**Testo citato:**
'''

Ed è qui che casca l’asino! La Grecia deve certamente ridurre la spesa pubblica e ristrutturare il suo sistema produttivo ma per farlo ci vuole del tempo e in un contesto macroeconomico come questo tali misure certamente ridurrebbero il pil e le entrate producendo un circolo vizioso. Si può discutere certamente sui singoli numeri ma penso non sul ragionamento in sè, ben illustrato da Desmond Lashman qualche giorno fà.
Pensiamo alla Grecia come ad una azienda iperindebitata e che vende sempre meno! Per non fallire dovrebbe ridurre il debito e ricominciare a vendere! La Grecia ha come unico strumento la svalutazione o l’uscita dall’euro! Se la Grecia svalutasse sicuramente i tassi di interesse salirebbero per compensare l’aumento del rischio come argomenta Arfaras però questo effetto negativo sarebbe di gran lunga minore rispetto al calo del debito pubblico e privato in termini reali e alla ripresa del sistema produttivo o del turismo, considerando la realtà greca. Aggiungo che forse proprio tassi di interesse artificialmente troppo bassi per la realtà greca hanno prodotto una allocazione inefficente del sistema produttivo e un eccesso di indebitamento pubblico e privato, sfavorendo il risparmio perciò un rialzo dei tassi ritengo sia salutare per il lungo periodo.
Rispondere a questo ragionamento dicendo che le svalutazioni competitive non creano ricchezza credo sia fuori luogo. Le svalutazioni competitive, ripetute nel tempo, finalizzate unicamente ad evitare riforme e gli aggiustamenti richiesti dal mercato, sono senz’altro inutili e fuori luogo, non lo discuto minimamente! Ma qui la situazione è completamente differente! La Grecia ha una moneta che non riflette in alcun modo i fondamentali della sua economia. Non solo ha un grande differenziale di competitività con gli altri paesi (mi riferisco al tasso di cambio reale), come testimoniano tutte le ricerche sul tema, ma questo aumenta di anno in anno mentre gli altri paesi extraeuro oltre ad essere più efficenti lasciano deprezzare la loro moneta aggravando ancora di più il problema! Se la Grecia avesse una sua moneta sarebbe il mercato stesso a venderla a questi prezzi! Svalutare non è una operazione furba contro il mercato, ma esattamente il contrario ossia una ritorno ai fondamentali economici! Nel breve termine qualcuno darà i soldi alla Grecia: o il mercato a tassi sempre più alti, o la Germania in cambio di una cessione di sovranità, o la Cina in cambio dei porti….fatto sta che tutte queste soluzioni non incidono affatto sulla capacità della Grecia di generare reddito sufficiente a ripagarli ed è illusorio credere che un differenziale di competitività cosi elevato possa essere riassorbito con delle riforme, ammesso che i politici abbiano effettivamente la forza di farle, cosa di cui dubito! Ecco perchè nel lungo periodo la svalutazione è l’unica soluzione possibile per la Grecia, e Giannino stesso ne ha parlato in un suo video recentemente commentando la proposta di uscita temporanea dall’euro per i paesi del PIGS. Questo a mio modesto parere! Correggetemi se ho sbagliato qualcosa.

'''

**Consegna:** Prosegui il testo sulla svalutazione per la Grecia, riprendendo subito dopo la sua ultima frase. Il materiale riportato qui sotto non serve.

**Dati forniti:**
'''

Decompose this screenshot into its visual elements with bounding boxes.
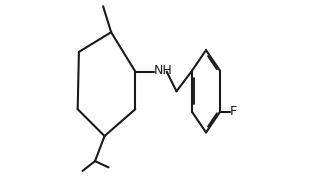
Text: F: F	[230, 105, 237, 118]
Text: NH: NH	[154, 64, 173, 77]
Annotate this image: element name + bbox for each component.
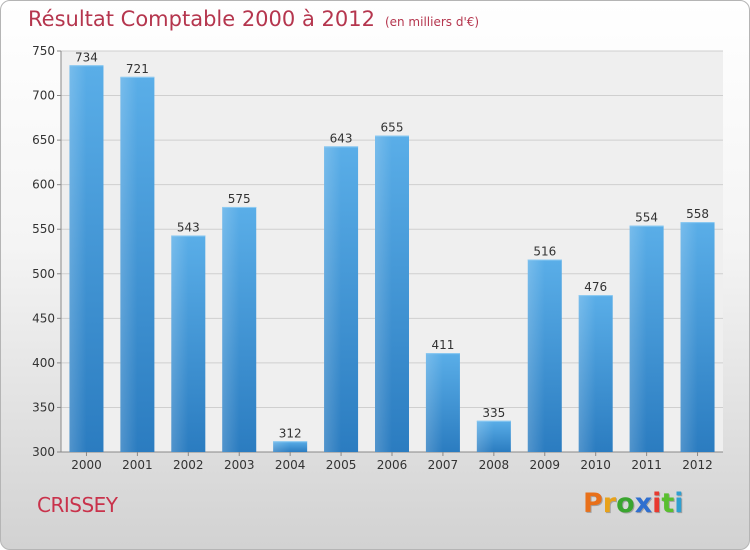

'''

**Risposta:**
Luca Salvarani.
Se posso, timidamente dato l’alto consesso, esprimere il mio modesto parere, tutte le problematiche nazionali vanno inserite, e valutate, nell’ottica più generale di cosa vorranno fare i vari governi della moneta unica. Se è un esperimento fallito che alla prima forte crisi viene abbandonato, oppure se questa importante bandiera nel lungo percorso di unificazione politica dell’Europa verrà sostenuta con lungimirante applicazione.
Il termine lungimirante è una mia aggiunta interpretativa, da europeista convinto secondo, come ritengo, il dovere liberale all’ottimismo.
Quindi, in parole povere, il salvataggio in qualunque modo dei Paesi deboli – da sottolineare che anche quelli forti attualmente non ridono – configureranno pur sempre una decisione politica che ci dirà se questa benedetta Europa potrà o meno continuare il cammino comune. Il come viene dopo, in secondo piano.